What to work on
Copy out each line that includes the word "JSON".

Data records:
━━━━━━━━━━

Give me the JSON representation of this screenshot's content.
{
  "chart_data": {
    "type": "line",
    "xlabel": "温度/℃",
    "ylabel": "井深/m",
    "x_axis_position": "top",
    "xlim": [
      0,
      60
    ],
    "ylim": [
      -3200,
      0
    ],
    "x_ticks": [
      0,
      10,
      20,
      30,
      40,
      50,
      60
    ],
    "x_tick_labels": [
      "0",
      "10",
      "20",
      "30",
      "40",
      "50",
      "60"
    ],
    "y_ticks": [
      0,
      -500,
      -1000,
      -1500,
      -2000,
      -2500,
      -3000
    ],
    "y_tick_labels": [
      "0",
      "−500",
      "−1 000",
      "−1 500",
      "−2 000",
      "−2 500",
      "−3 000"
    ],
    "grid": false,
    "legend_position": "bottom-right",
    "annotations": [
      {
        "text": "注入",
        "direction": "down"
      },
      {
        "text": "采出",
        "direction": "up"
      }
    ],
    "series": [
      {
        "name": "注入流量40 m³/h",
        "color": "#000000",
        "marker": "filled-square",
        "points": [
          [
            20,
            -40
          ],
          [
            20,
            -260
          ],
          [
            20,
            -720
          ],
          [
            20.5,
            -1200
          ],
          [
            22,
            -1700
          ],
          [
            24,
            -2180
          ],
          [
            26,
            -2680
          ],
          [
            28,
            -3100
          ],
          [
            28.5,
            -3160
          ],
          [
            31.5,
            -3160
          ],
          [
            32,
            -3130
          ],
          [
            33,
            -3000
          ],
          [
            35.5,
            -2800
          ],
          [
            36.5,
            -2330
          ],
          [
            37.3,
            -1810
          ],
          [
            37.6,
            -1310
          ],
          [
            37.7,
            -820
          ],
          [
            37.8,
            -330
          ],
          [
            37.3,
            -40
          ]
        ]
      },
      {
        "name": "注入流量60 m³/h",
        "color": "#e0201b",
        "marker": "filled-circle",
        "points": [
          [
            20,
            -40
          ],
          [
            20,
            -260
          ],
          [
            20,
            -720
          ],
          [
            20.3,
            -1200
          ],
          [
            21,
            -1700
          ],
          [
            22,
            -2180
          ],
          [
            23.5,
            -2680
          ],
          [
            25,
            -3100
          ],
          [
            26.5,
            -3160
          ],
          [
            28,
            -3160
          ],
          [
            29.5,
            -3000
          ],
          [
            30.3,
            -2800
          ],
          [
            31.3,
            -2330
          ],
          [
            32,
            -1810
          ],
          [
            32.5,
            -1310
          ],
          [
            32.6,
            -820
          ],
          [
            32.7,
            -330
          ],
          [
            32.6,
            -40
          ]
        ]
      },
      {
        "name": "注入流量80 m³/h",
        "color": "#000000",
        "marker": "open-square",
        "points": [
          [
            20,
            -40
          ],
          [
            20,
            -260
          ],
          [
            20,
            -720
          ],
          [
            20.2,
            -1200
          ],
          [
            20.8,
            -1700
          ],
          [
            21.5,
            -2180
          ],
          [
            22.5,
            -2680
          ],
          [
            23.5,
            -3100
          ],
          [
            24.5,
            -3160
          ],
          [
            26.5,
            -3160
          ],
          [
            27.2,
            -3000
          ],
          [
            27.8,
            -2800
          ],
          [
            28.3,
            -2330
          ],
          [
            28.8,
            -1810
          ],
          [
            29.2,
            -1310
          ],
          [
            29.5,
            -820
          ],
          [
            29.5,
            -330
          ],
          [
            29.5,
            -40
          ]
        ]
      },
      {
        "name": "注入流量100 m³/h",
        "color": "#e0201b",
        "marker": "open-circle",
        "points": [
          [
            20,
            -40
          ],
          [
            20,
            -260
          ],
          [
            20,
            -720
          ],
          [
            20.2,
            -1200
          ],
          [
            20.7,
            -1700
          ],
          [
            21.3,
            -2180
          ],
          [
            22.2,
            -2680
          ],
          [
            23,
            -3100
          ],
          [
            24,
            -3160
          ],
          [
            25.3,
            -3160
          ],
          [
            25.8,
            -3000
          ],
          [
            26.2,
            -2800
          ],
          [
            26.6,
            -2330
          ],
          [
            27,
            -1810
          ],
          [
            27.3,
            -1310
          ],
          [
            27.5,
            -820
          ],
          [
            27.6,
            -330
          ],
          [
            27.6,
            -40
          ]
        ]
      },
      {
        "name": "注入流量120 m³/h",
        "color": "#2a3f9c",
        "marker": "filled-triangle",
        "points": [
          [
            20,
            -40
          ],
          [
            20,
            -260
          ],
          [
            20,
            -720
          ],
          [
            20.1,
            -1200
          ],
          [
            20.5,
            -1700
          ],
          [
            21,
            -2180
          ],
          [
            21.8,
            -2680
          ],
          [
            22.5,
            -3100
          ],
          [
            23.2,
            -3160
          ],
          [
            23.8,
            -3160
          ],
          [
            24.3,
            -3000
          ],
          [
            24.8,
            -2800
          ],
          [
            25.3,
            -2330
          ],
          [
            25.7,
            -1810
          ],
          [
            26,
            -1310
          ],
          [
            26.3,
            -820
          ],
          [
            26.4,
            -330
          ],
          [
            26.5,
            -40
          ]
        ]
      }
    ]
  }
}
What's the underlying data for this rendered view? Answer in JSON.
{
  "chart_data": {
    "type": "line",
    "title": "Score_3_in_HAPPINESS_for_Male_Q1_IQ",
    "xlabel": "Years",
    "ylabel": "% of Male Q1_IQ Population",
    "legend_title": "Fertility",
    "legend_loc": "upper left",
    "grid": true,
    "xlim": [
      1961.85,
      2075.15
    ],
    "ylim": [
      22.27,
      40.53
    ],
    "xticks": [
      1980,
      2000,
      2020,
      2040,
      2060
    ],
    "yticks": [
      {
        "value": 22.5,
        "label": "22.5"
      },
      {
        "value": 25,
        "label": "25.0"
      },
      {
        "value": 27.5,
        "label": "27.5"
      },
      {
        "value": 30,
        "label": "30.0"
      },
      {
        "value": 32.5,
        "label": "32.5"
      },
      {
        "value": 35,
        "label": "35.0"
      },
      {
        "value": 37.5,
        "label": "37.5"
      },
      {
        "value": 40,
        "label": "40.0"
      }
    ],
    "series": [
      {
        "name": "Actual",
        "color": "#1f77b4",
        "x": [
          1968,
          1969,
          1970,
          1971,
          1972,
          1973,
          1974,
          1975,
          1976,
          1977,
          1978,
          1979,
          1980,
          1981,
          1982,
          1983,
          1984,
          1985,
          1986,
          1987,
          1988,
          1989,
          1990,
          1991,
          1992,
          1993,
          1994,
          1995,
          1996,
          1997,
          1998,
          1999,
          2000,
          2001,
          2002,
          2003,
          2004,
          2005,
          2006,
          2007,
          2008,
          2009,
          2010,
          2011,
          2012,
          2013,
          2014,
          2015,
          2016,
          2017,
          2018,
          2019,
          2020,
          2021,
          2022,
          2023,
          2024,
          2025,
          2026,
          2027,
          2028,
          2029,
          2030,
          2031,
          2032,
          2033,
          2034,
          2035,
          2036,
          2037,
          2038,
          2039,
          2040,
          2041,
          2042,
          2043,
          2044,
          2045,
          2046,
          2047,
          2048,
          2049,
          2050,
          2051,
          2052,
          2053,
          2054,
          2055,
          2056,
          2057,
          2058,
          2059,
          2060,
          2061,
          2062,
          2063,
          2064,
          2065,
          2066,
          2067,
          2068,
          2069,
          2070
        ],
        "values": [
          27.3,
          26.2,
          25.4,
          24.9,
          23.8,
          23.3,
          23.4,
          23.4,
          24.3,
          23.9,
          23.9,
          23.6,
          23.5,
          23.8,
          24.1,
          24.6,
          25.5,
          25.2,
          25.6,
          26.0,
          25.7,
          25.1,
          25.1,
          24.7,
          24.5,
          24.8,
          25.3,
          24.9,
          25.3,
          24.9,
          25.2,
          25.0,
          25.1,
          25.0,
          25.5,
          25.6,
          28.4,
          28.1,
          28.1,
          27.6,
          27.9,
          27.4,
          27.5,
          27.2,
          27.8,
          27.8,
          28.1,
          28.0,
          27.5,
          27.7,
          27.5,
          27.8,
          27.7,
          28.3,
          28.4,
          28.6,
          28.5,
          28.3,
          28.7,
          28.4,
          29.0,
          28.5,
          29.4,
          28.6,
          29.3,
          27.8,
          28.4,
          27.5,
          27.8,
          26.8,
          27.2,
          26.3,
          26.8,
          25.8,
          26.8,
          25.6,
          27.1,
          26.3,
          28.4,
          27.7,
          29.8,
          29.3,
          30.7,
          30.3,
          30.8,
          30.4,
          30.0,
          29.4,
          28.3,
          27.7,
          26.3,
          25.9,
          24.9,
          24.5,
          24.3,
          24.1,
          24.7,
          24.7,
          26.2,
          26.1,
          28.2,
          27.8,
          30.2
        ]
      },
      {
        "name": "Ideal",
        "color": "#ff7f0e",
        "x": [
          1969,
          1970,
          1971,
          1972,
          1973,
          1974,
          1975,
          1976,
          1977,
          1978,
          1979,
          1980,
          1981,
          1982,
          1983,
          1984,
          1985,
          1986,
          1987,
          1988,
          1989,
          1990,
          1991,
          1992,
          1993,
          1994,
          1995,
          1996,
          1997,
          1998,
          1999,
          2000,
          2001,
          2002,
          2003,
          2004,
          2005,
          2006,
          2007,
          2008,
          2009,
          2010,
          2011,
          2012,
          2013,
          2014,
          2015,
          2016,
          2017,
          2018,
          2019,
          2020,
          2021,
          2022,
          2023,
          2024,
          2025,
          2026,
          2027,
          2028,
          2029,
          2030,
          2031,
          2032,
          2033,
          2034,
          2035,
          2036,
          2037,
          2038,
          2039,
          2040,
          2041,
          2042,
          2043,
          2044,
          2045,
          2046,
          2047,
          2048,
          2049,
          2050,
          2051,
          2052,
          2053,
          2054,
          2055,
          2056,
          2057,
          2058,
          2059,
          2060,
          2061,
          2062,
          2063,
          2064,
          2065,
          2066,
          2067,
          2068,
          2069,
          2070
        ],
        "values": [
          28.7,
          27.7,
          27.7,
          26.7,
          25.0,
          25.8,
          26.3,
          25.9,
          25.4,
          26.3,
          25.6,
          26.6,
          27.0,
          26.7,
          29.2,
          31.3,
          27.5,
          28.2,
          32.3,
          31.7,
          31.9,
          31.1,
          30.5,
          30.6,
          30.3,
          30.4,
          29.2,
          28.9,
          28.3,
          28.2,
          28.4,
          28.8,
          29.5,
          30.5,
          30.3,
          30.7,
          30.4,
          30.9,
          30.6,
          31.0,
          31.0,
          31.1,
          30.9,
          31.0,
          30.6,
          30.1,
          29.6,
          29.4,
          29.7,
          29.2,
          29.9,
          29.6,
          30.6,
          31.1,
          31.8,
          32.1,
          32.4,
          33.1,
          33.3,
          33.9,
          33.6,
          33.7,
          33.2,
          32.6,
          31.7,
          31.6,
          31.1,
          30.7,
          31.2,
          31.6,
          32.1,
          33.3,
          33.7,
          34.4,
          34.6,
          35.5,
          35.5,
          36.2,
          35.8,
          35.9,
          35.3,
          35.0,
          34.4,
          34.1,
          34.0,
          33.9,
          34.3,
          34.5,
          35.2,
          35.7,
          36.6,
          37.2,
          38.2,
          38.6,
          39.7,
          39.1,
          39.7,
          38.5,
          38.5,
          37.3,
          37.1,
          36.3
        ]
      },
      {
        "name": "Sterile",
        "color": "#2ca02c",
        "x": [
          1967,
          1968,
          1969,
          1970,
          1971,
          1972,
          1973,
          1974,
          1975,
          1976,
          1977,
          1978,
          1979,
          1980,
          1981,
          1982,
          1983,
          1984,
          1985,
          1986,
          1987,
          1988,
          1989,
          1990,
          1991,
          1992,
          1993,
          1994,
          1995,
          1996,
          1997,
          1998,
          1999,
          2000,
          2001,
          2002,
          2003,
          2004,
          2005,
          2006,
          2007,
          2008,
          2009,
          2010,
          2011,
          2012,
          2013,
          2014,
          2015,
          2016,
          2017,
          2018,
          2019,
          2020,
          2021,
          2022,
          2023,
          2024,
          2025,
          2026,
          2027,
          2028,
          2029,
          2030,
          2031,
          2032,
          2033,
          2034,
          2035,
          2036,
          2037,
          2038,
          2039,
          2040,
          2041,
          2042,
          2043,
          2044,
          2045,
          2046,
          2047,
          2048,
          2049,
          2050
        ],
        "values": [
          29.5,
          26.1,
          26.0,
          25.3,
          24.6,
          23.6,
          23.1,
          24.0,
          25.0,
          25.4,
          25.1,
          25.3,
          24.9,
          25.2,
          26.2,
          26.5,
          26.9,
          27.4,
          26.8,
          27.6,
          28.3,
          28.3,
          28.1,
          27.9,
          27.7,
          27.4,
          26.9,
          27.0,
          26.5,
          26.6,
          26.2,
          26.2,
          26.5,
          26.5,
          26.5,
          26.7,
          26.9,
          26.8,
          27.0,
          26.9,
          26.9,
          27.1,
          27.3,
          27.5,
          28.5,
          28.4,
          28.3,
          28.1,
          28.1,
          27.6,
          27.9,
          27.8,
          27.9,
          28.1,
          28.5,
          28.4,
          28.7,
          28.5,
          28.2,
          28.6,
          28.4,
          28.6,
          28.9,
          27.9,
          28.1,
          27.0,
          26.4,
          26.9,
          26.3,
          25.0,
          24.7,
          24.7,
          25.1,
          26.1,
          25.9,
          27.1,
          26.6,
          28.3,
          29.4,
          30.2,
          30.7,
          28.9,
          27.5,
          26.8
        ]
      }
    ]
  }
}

━━━━━━━━━━

Answer to the task
Give me the JSON representation of this screenshot's content.
What's the underlying data for this rendered view? Answer in JSON.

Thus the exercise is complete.